> **DOCUMENT TEXT**:
Well, I did some research of my own to get to this point.

I was looking for a point in time for Europe where a major military defeat would have a large impact on a good part of the landmass. I figured a massive empire being soundly defeated would do that so I looked at Rome. Then, since the elves and such are invading from America, I wanted them to interrupt a big naval battle and I've landed on the Battle of Cartagena in 461(?). 

The story I want to tell takes place in the 8th-ish century (the jury is still out)  but I want information from this (5th) century so I know when to start making my changes, and to what.


----------



## skip.knox (Mar 16, 2015)

The fifth century was a busy time, what with Huns and all. I recommend you get a sense of chronology--who was running around where.

Then, when you want the little details like footwear, I suggest you start with the SCA (Society for Creative Anachronism). And, more generally, with the whole re-creationist crowd. Many of the Roman re-creationists focus on earlier centuries, but you can still find a fair amount of interest in the 4thc. Or, a bit later, with the Justinian era. Anyway, those kind of folks will get you to details of clothing much more quickly than will primary sources or historians. For historians, do some searching on "daily life" for books on, well, daily life.

There are some excellent people on this forum. May I suggest that the best way to make use of them is to do your best research on your own, then come here with "here is where I've looked and here are the questions I still have".

-= Skip =-


----------



## Russ (Mar 17, 2015)

For the fifth century there is a great deal of extant material as it was the end of Rome etc.

For the 8th century our sources are thin on the ground.  Which can be an advantage if you want some flexibility.


----------



## Scalvi (Mar 17, 2015)

Russ said:


> For the fifth century there is a great deal of extant material as it was the end of Rome etc.
> 
> For the 8th century our sources are thin on the ground.  Which can be an advantage if you want some flexibility.


I guess that is good for me!


----------

> **SET TASK**: Reproduce verbatim the portion of the forum thread above that opens with the words containing "I was looking" and closes with "and to what.".

> **COLLECTED MATERIAL**:
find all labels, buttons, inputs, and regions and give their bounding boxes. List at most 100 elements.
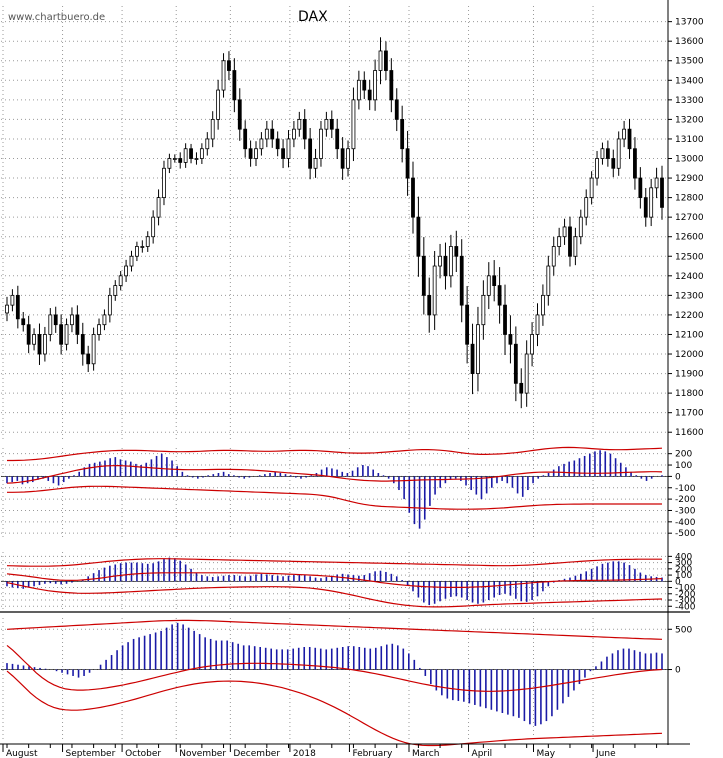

> **FINISHED EXERCISE**:
I was looking for a point in time for Europe where a major military defeat would have a large impact on a good part of the landmass. I figured a massive empire being soundly defeated would do that so I looked at Rome. Then, since the elves and such are invading from America, I wanted them to interrupt a big naval battle and I've landed on the Battle of Cartagena in 461(?). 

The story I want to tell takes place in the 8th-ish century (the jury is still out)  but I want information from this (5th) century so I know when to start making my changes, and to what.